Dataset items
__________

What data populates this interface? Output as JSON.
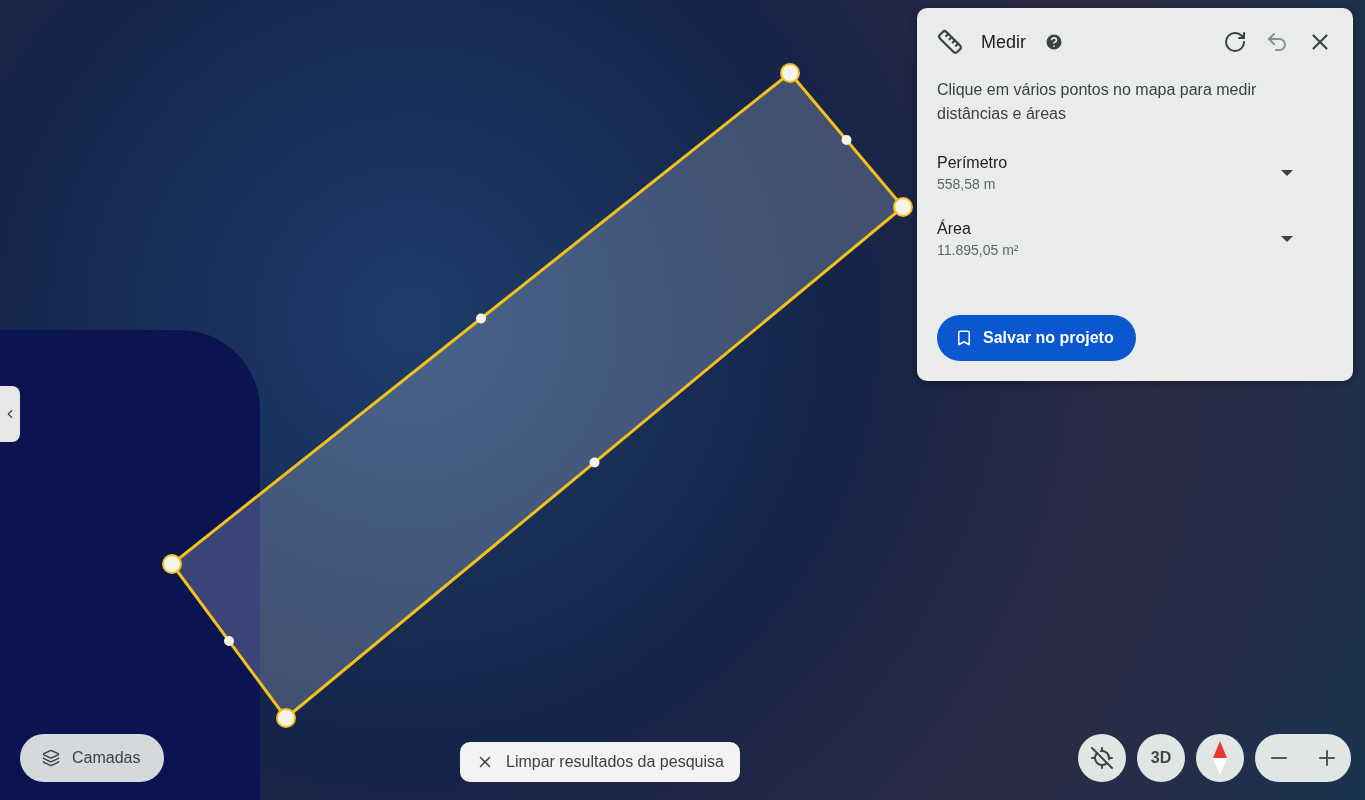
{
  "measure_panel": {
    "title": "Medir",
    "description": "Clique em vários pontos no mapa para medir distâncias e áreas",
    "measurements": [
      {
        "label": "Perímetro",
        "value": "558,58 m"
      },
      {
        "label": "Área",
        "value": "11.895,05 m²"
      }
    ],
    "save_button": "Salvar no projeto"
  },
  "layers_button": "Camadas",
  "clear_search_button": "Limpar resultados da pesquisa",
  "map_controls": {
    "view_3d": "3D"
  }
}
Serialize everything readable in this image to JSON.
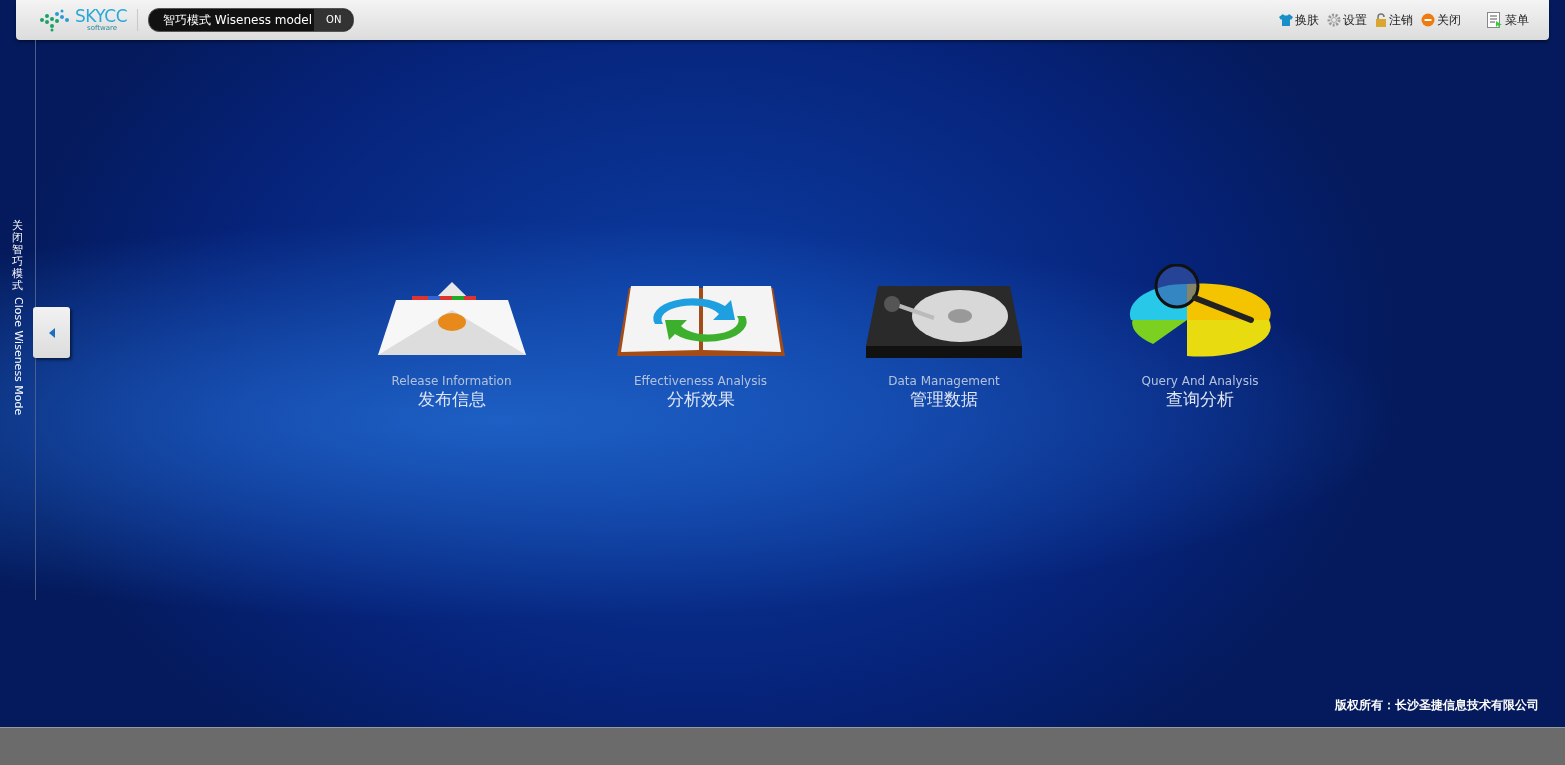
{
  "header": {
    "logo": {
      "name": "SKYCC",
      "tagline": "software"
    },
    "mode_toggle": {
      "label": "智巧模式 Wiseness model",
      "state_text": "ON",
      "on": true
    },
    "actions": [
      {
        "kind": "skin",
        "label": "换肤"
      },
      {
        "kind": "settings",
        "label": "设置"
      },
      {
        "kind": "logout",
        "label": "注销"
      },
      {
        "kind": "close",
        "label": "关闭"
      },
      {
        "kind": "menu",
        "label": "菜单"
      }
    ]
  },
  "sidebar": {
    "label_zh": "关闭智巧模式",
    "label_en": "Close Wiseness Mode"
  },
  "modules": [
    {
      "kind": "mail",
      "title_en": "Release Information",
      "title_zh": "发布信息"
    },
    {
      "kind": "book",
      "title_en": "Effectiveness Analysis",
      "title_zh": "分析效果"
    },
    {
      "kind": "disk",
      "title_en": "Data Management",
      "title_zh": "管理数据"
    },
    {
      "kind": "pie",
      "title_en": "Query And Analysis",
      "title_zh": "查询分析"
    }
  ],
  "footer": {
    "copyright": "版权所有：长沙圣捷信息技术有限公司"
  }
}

__________

What to do:
Print every record above exactly as written, leaving out the pictures.

Full response:
What data populates this interface? Output as JSON.
{
  "measure_panel": {
    "title": "Medir",
    "description": "Clique em vários pontos no mapa para medir distâncias e áreas",
    "measurements": [
      {
        "label": "Perímetro",
        "value": "558,58 m"
      },
      {
        "label": "Área",
        "value": "11.895,05 m²"
      }
    ],
    "save_button": "Salvar no projeto"
  },
  "layers_button": "Camadas",
  "clear_search_button": "Limpar resultados da pesquisa",
  "map_controls": {
    "view_3d": "3D"
  }
}
Serialize everything readable in this image to JSON.
{
  "header": {
    "logo": {
      "name": "SKYCC",
      "tagline": "software"
    },
    "mode_toggle": {
      "label": "智巧模式 Wiseness model",
      "state_text": "ON",
      "on": true
    },
    "actions": [
      {
        "kind": "skin",
        "label": "换肤"
      },
      {
        "kind": "settings",
        "label": "设置"
      },
      {
        "kind": "logout",
        "label": "注销"
      },
      {
        "kind": "close",
        "label": "关闭"
      },
      {
        "kind": "menu",
        "label": "菜单"
      }
    ]
  },
  "sidebar": {
    "label_zh": "关闭智巧模式",
    "label_en": "Close Wiseness Mode"
  },
  "modules": [
    {
      "kind": "mail",
      "title_en": "Release Information",
      "title_zh": "发布信息"
    },
    {
      "kind": "book",
      "title_en": "Effectiveness Analysis",
      "title_zh": "分析效果"
    },
    {
      "kind": "disk",
      "title_en": "Data Management",
      "title_zh": "管理数据"
    },
    {
      "kind": "pie",
      "title_en": "Query And Analysis",
      "title_zh": "查询分析"
    }
  ],
  "footer": {
    "copyright": "版权所有：长沙圣捷信息技术有限公司"
  }
}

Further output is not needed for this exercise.